- Problem requirements:
Which lines below hold the word "Výpočet"? Copy all of them.

- The records:

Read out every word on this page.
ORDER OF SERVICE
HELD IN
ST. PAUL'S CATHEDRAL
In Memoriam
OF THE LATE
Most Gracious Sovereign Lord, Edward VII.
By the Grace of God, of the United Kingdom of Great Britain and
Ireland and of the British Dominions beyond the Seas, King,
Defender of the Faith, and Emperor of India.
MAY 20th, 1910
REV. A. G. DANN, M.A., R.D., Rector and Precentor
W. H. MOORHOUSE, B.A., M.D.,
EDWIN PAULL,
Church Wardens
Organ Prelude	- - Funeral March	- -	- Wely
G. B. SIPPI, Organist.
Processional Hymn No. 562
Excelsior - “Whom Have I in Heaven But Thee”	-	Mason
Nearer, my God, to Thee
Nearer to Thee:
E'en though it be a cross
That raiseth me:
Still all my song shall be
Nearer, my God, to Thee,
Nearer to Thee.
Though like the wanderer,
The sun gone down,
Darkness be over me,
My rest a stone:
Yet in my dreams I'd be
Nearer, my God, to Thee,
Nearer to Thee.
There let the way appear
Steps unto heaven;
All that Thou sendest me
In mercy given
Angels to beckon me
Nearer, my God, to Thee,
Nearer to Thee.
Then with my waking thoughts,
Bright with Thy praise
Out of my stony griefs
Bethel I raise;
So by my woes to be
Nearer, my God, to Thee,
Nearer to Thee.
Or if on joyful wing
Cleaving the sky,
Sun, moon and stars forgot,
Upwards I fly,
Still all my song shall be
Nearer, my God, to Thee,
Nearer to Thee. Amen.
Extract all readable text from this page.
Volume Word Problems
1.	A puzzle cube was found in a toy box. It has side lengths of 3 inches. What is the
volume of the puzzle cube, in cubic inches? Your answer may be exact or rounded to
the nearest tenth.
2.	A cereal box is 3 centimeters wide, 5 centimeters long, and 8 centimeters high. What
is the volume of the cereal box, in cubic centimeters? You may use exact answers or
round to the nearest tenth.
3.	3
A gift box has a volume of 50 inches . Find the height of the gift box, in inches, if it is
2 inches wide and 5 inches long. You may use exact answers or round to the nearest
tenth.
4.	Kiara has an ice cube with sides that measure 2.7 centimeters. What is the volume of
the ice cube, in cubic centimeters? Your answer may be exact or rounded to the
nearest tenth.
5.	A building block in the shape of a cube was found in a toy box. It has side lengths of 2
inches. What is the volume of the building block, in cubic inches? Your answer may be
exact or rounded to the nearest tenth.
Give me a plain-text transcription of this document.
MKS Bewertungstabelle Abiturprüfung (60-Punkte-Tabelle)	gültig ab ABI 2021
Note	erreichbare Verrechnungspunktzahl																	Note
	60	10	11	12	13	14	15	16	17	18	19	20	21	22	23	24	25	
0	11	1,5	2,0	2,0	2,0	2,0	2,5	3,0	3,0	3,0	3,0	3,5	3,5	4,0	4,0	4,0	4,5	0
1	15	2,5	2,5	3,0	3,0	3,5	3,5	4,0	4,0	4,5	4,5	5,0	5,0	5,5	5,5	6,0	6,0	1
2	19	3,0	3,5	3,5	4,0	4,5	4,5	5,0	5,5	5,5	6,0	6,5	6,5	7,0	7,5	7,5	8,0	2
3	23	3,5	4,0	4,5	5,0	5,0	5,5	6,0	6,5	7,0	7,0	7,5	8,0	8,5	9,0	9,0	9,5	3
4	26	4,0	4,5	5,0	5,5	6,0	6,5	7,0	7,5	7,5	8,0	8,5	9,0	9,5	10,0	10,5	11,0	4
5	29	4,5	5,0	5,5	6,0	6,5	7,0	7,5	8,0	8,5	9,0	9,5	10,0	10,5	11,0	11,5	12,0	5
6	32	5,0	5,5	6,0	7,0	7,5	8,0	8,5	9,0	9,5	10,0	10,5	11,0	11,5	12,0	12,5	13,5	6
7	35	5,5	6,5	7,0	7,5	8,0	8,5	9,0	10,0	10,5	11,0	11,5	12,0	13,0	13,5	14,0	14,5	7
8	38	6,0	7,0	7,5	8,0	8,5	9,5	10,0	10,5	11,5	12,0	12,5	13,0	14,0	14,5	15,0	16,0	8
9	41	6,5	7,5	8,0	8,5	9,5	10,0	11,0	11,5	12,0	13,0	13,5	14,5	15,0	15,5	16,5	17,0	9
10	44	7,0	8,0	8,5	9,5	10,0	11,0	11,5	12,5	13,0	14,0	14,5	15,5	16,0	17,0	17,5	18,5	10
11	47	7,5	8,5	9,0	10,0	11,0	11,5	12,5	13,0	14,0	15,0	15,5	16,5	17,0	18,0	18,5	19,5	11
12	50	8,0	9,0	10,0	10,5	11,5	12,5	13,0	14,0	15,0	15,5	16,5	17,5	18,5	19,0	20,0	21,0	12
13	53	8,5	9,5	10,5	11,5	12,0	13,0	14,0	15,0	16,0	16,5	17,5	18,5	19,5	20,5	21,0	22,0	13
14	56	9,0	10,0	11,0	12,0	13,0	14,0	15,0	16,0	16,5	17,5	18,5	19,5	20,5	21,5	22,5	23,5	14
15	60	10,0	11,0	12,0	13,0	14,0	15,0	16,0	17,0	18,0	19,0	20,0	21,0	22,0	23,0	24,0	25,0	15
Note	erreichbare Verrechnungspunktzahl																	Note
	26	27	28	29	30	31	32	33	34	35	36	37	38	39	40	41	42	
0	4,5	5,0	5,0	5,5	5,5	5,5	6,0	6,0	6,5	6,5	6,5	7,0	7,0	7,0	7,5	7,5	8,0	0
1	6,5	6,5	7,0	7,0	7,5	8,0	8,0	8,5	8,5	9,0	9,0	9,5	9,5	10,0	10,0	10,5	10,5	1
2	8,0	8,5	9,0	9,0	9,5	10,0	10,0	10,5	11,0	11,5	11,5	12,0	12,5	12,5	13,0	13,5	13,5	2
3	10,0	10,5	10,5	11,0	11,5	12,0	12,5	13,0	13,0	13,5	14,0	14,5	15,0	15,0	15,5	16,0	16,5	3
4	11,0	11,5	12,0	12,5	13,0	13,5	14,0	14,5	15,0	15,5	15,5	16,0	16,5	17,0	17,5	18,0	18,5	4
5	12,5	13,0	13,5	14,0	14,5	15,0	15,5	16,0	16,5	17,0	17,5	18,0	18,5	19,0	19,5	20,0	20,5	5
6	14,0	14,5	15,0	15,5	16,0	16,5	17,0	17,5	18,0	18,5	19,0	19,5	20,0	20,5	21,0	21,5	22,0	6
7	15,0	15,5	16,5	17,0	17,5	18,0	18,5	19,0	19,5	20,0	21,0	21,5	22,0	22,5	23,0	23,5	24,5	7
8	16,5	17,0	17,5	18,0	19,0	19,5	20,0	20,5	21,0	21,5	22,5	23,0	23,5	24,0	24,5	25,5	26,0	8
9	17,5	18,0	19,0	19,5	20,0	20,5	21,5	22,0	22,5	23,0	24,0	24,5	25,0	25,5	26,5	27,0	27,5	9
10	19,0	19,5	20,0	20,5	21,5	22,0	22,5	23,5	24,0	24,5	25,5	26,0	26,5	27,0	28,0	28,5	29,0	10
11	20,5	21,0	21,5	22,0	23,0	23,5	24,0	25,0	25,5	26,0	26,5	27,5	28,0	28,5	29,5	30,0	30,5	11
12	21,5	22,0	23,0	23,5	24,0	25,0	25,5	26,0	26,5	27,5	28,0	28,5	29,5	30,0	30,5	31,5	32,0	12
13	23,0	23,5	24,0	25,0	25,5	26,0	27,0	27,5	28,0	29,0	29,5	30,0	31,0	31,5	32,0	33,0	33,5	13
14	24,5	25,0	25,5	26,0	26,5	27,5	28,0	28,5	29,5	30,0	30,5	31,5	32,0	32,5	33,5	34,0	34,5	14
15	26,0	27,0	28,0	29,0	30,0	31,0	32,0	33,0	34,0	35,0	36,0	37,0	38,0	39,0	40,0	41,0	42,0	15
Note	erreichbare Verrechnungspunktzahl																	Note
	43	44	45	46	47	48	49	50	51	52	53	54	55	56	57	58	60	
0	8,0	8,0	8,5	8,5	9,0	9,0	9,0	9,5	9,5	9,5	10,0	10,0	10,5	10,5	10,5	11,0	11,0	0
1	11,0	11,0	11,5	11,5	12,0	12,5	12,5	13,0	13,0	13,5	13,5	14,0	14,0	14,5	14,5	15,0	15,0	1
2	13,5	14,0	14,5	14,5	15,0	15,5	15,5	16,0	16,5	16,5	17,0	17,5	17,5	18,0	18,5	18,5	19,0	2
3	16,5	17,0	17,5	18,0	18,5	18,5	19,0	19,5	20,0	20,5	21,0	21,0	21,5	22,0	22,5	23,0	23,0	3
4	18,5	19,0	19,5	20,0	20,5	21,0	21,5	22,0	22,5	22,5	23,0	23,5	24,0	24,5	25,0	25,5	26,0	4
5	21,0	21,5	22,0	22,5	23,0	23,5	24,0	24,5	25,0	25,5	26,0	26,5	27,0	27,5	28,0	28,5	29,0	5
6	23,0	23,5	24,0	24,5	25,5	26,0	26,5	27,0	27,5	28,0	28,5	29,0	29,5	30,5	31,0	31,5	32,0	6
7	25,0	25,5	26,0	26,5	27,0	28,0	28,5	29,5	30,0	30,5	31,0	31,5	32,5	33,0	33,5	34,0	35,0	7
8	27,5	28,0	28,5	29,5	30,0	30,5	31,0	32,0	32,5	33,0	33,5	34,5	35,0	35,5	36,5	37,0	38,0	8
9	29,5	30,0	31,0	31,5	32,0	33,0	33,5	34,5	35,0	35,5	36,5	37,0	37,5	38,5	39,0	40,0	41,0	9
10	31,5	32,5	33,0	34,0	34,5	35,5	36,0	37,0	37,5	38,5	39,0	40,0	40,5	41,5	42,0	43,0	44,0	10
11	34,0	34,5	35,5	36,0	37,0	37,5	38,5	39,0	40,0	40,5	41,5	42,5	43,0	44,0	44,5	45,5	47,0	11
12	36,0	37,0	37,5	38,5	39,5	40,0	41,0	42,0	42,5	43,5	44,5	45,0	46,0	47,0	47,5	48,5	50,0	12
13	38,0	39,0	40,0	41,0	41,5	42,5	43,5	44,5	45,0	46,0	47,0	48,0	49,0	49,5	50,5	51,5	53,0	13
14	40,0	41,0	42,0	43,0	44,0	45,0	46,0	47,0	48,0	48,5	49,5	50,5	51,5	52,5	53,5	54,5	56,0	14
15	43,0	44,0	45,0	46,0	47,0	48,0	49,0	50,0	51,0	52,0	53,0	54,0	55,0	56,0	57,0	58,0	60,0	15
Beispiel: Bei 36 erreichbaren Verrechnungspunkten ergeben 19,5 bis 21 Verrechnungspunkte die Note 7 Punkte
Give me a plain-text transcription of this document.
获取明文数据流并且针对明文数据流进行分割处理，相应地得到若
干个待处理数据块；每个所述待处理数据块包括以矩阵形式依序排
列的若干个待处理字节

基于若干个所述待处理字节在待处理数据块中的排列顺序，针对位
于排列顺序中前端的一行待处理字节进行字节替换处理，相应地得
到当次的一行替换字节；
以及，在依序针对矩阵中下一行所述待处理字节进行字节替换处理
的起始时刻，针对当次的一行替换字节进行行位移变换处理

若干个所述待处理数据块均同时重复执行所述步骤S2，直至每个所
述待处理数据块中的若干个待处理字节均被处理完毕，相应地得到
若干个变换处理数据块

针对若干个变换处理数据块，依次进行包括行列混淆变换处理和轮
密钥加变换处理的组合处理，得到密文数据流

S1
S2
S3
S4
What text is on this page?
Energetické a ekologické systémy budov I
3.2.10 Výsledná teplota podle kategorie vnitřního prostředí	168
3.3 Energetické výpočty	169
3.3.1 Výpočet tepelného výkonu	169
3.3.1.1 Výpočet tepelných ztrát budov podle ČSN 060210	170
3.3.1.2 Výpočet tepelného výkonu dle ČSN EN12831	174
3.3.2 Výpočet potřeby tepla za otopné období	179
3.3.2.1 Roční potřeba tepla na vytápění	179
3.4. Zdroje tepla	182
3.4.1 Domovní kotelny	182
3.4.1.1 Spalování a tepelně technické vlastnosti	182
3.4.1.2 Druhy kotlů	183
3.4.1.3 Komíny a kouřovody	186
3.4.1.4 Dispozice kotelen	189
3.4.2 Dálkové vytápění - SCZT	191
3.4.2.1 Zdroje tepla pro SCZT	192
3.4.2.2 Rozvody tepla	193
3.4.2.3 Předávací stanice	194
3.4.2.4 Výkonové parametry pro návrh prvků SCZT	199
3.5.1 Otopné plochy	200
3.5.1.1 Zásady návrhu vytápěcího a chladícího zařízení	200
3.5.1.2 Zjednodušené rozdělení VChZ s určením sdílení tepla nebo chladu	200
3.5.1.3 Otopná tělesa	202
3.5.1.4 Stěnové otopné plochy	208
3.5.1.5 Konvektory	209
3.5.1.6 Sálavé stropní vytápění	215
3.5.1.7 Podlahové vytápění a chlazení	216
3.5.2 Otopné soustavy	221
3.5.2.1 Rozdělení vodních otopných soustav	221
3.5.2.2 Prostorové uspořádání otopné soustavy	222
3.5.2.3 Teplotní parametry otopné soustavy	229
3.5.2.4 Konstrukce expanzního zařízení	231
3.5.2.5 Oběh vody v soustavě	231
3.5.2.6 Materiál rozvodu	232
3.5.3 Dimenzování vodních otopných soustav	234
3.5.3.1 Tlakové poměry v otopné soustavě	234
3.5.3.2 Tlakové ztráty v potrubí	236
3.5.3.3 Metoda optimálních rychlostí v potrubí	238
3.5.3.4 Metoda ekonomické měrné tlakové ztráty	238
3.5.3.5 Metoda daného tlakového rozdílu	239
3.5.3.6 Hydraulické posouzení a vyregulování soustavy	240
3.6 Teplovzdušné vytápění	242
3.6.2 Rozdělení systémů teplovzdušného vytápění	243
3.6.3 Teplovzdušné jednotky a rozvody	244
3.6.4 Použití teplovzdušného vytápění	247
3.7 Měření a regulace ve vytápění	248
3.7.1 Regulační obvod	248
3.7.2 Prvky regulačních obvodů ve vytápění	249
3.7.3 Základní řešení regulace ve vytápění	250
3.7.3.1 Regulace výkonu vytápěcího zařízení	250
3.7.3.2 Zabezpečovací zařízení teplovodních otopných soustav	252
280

- Exercise solution:
3.3.1 Výpočet tepelného výkonu	169
3.3.1.1 Výpočet tepelných ztrát budov podle ČSN 060210	170
3.3.1.2 Výpočet tepelného výkonu dle ČSN EN12831	174
3.3.2 Výpočet potřeby tepla za otopné období	179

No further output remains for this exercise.